Aim. Render the lines from the start of the records through the line containing "cell-value-label: -- (300, 1329, 332, 1383)" as a JSON list of strings, one string per line, omitting blank lines.

(Coordinate annotation records)
_____

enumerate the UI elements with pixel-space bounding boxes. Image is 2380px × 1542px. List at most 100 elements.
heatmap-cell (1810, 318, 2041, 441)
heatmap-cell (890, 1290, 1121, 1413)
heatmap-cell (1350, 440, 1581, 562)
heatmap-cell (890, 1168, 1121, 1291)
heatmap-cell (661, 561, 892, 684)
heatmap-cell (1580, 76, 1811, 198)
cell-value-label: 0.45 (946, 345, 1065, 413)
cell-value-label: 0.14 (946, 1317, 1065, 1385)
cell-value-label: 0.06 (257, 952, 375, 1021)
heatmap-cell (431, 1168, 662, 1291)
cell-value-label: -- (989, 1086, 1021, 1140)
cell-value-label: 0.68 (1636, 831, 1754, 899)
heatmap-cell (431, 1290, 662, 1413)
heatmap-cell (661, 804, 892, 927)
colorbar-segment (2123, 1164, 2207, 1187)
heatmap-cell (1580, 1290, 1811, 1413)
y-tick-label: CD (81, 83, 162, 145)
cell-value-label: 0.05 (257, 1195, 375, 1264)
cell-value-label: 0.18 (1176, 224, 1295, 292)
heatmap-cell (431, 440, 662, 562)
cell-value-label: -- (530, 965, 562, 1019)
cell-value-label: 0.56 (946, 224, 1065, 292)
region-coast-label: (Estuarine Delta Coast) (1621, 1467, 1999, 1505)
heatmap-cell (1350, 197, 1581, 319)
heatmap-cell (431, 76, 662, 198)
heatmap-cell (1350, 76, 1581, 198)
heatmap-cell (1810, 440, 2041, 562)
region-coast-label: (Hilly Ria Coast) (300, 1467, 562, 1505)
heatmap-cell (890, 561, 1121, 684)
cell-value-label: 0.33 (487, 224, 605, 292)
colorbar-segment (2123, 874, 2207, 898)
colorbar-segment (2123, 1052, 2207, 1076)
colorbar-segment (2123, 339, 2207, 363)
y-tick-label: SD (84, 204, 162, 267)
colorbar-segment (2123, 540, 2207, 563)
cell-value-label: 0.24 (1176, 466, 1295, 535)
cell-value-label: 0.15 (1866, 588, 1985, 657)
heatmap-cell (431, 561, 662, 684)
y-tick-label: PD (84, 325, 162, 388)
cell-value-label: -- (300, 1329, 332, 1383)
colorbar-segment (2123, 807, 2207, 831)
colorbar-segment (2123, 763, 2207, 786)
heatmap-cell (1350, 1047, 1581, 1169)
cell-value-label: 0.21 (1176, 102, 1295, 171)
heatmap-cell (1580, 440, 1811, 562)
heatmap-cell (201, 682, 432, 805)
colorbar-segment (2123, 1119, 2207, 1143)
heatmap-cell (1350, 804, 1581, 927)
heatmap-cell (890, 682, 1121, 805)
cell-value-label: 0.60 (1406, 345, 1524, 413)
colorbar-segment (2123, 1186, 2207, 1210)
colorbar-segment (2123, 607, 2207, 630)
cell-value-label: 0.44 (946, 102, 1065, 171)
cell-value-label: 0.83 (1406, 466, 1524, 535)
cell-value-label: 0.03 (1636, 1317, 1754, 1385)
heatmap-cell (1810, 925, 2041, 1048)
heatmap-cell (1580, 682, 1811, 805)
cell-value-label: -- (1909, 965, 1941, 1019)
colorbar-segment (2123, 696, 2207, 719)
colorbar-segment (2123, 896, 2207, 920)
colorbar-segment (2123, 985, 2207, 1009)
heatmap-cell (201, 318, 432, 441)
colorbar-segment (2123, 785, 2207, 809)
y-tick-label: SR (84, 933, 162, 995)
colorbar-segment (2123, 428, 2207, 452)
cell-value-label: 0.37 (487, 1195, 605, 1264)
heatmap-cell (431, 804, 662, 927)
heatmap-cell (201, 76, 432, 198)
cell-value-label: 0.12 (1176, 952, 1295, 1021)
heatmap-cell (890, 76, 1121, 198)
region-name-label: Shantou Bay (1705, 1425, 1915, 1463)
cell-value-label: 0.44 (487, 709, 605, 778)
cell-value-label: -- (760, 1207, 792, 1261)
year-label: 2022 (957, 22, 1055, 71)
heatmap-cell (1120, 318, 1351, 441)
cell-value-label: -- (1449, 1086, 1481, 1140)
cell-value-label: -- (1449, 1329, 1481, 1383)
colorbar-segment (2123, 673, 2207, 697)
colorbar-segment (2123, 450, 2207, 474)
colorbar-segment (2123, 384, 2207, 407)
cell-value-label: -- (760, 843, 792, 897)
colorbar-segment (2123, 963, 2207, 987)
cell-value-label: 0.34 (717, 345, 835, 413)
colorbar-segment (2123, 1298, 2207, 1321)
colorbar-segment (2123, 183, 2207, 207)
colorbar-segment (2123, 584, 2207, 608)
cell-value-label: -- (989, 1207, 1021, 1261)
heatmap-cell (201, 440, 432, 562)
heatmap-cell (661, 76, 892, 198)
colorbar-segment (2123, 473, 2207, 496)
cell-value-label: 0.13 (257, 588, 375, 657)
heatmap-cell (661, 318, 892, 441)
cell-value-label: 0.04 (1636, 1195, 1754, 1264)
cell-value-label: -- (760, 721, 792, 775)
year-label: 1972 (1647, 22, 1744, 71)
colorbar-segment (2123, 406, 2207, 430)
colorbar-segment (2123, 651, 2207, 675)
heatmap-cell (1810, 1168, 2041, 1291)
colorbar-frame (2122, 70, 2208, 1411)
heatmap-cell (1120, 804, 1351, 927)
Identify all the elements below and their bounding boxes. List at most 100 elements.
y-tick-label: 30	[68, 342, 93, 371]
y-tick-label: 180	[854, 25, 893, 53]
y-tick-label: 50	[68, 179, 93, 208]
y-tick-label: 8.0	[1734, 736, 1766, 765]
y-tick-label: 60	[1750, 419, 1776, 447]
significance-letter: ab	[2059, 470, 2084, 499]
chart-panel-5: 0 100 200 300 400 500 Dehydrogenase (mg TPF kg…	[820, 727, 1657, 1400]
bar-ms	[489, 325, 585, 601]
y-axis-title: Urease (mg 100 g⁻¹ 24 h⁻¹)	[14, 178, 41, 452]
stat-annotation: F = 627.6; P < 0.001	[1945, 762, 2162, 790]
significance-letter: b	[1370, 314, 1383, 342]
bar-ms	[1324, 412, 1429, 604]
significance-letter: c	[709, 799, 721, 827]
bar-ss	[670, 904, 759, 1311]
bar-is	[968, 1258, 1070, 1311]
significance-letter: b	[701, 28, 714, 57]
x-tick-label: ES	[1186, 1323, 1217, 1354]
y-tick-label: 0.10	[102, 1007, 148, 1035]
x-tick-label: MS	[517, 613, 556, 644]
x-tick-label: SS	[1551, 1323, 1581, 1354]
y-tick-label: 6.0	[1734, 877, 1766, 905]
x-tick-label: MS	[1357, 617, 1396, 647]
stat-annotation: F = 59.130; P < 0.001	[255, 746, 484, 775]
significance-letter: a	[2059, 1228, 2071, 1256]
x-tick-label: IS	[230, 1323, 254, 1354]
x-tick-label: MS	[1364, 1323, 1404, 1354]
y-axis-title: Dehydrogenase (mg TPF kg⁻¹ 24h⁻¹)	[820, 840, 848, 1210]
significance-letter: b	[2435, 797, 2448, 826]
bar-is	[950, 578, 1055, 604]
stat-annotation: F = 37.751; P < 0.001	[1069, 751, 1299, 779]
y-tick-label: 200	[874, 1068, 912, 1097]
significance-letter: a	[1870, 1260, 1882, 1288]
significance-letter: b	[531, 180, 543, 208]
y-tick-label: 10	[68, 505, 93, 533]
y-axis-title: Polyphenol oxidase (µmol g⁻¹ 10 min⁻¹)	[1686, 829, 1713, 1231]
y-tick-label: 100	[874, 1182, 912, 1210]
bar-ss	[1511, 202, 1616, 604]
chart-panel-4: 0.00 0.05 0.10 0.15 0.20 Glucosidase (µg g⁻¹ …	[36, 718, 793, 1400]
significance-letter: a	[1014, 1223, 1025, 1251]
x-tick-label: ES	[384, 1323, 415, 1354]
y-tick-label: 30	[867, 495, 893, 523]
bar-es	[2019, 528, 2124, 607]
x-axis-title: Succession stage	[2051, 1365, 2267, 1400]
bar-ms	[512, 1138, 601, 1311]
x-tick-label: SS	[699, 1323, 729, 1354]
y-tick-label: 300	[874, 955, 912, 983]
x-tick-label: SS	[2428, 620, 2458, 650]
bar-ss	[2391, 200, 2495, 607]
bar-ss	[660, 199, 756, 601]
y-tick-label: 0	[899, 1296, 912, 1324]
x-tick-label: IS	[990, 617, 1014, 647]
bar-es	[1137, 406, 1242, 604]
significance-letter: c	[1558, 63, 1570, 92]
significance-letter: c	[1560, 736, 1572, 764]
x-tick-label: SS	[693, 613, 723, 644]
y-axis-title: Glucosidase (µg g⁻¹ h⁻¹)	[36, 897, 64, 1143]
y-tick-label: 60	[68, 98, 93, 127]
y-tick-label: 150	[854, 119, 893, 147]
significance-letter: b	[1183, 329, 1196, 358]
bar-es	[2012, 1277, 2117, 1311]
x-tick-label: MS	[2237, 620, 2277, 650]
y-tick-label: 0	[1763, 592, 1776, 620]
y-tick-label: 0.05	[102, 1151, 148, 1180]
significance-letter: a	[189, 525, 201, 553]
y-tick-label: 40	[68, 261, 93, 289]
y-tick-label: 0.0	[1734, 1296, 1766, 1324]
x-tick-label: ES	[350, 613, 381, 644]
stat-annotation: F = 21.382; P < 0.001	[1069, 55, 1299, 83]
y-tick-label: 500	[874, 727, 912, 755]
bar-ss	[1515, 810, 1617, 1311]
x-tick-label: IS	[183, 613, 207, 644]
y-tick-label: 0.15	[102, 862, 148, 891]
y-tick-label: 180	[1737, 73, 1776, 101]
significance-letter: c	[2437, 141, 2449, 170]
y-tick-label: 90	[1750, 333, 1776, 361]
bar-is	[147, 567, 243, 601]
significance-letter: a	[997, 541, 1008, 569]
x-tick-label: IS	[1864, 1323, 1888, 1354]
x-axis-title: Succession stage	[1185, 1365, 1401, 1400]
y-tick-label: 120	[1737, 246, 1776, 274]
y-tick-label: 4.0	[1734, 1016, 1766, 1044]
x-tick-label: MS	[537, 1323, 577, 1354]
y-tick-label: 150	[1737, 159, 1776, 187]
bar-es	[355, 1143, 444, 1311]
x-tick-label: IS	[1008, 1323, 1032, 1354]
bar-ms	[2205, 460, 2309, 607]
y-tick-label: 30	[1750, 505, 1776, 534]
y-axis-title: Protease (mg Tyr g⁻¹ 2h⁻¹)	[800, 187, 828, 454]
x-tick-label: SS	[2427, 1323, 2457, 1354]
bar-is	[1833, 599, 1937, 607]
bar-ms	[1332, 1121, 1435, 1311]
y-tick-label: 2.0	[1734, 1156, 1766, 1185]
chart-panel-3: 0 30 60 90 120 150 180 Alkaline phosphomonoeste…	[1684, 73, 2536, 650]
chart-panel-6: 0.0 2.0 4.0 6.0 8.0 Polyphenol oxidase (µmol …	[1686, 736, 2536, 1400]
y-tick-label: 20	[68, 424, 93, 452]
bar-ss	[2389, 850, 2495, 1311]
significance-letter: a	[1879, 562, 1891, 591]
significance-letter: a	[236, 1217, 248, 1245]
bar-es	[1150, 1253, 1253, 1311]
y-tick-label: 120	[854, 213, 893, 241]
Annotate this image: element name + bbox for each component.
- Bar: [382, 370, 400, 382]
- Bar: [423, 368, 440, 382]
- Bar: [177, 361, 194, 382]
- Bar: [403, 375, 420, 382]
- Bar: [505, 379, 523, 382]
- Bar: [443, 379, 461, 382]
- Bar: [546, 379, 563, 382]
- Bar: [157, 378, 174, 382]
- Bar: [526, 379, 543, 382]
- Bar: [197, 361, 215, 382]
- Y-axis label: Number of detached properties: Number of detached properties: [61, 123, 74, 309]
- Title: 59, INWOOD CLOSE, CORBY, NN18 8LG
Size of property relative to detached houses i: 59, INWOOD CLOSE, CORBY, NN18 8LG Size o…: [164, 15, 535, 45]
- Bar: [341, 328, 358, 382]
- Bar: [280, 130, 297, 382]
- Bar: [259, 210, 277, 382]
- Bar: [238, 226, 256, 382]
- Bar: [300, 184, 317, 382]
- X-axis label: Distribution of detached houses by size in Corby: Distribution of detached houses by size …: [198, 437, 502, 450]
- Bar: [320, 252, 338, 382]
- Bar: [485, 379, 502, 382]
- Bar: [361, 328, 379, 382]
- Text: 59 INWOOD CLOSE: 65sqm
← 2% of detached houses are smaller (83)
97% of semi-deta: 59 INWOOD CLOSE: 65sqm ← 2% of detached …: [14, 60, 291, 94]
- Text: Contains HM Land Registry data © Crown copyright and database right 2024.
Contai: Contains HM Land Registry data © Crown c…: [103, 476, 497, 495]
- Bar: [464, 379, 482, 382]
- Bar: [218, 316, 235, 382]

_____

Written answer.
[
  "enumerate the UI elements with pixel-space bounding boxes. Image is 2380px × 1542px. List at most 100 elements.",
  "heatmap-cell (1810, 318, 2041, 441)",
  "heatmap-cell (890, 1290, 1121, 1413)",
  "heatmap-cell (1350, 440, 1581, 562)",
  "heatmap-cell (890, 1168, 1121, 1291)",
  "heatmap-cell (661, 561, 892, 684)",
  "heatmap-cell (1580, 76, 1811, 198)",
  "cell-value-label: 0.45 (946, 345, 1065, 413)",
  "cell-value-label: 0.14 (946, 1317, 1065, 1385)",
  "cell-value-label: 0.06 (257, 952, 375, 1021)",
  "heatmap-cell (431, 1168, 662, 1291)",
  "cell-value-label: -- (989, 1086, 1021, 1140)",
  "cell-value-label: 0.68 (1636, 831, 1754, 899)",
  "heatmap-cell (431, 1290, 662, 1413)",
  "heatmap-cell (661, 804, 892, 927)",
  "colorbar-segment (2123, 1164, 2207, 1187)",
  "heatmap-cell (1580, 1290, 1811, 1413)",
  "y-tick-label: CD (81, 83, 162, 145)",
  "cell-value-label: 0.05 (257, 1195, 375, 1264)",
  "cell-value-label: 0.18 (1176, 224, 1295, 292)",
  "heatmap-cell (431, 440, 662, 562)",
  "cell-value-label: -- (530, 965, 562, 1019)",
  "cell-value-label: 0.56 (946, 224, 1065, 292)",
  "region-coast-label: (Estuarine Delta Coast) (1621, 1467, 1999, 1505)",
  "heatmap-cell (1350, 197, 1581, 319)",
  "heatmap-cell (431, 76, 662, 198)",
  "heatmap-cell (1350, 76, 1581, 198)",
  "heatmap-cell (1810, 440, 2041, 562)",
  "region-coast-label: (Hilly Ria Coast) (300, 1467, 562, 1505)",
  "heatmap-cell (890, 561, 1121, 684)",
  "cell-value-label: 0.33 (487, 224, 605, 292)",
  "colorbar-segment (2123, 874, 2207, 898)",
  "colorbar-segment (2123, 1052, 2207, 1076)",
  "colorbar-segment (2123, 339, 2207, 363)",
  "y-tick-label: SD (84, 204, 162, 267)",
  "colorbar-segment (2123, 540, 2207, 563)",
  "cell-value-label: 0.24 (1176, 466, 1295, 535)",
  "cell-value-label: 0.15 (1866, 588, 1985, 657)",
  "heatmap-cell (431, 561, 662, 684)",
  "y-tick-label: PD (84, 325, 162, 388)",
  "cell-value-label: -- (300, 1329, 332, 1383)"
]